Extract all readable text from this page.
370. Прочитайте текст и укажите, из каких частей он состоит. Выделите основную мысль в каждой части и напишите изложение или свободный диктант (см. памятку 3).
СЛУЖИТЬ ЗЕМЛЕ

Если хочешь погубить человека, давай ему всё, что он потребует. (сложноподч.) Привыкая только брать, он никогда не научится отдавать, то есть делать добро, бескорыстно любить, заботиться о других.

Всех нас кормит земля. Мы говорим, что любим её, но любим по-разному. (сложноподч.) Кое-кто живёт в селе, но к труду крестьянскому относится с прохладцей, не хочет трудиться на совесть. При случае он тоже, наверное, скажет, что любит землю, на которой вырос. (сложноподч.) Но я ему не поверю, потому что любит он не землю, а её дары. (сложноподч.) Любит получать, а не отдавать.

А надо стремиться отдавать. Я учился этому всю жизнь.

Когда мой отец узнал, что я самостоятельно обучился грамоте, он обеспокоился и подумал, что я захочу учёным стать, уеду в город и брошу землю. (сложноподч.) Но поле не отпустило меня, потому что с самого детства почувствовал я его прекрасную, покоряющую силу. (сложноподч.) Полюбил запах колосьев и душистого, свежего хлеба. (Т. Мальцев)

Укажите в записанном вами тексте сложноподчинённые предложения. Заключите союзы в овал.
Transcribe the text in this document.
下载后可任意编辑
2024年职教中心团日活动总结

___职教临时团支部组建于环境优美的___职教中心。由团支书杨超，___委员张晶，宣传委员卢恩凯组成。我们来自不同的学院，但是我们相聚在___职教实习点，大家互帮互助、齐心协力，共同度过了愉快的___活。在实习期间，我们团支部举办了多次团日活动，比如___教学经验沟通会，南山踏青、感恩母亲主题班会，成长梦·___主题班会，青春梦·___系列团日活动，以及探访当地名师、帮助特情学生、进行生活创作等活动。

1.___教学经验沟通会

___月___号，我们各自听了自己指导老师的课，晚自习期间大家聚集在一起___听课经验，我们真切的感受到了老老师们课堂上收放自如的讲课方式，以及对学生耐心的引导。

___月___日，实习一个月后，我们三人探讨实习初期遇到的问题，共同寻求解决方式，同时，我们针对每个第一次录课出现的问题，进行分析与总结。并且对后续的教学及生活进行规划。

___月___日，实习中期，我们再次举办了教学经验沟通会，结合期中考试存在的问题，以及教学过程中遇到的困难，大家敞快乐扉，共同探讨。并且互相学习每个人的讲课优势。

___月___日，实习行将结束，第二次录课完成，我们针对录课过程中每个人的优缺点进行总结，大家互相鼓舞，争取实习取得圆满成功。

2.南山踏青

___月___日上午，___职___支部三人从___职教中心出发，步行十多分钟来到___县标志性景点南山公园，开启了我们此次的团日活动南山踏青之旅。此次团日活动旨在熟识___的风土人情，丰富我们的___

▶ [EXERCISE TASK]: Everything from the line that contains "Transcribe the text in this document." through the end of the records must be duplicated exactly, and nothing outside that range.

▶ [RESPONSE BELOW]:
Transcribe the text in this document.
下载后可任意编辑
2024年职教中心团日活动总结

___职教临时团支部组建于环境优美的___职教中心。由团支书杨超，___委员张晶，宣传委员卢恩凯组成。我们来自不同的学院，但是我们相聚在___职教实习点，大家互帮互助、齐心协力，共同度过了愉快的___活。在实习期间，我们团支部举办了多次团日活动，比如___教学经验沟通会，南山踏青、感恩母亲主题班会，成长梦·___主题班会，青春梦·___系列团日活动，以及探访当地名师、帮助特情学生、进行生活创作等活动。

1.___教学经验沟通会

___月___号，我们各自听了自己指导老师的课，晚自习期间大家聚集在一起___听课经验，我们真切的感受到了老老师们课堂上收放自如的讲课方式，以及对学生耐心的引导。

___月___日，实习一个月后，我们三人探讨实习初期遇到的问题，共同寻求解决方式，同时，我们针对每个第一次录课出现的问题，进行分析与总结。并且对后续的教学及生活进行规划。

___月___日，实习中期，我们再次举办了教学经验沟通会，结合期中考试存在的问题，以及教学过程中遇到的困难，大家敞快乐扉，共同探讨。并且互相学习每个人的讲课优势。

___月___日，实习行将结束，第二次录课完成，我们针对录课过程中每个人的优缺点进行总结，大家互相鼓舞，争取实习取得圆满成功。

2.南山踏青

___月___日上午，___职___支部三人从___职教中心出发，步行十多分钟来到___县标志性景点南山公园，开启了我们此次的团日活动南山踏青之旅。此次团日活动旨在熟识___的风土人情，丰富我们的___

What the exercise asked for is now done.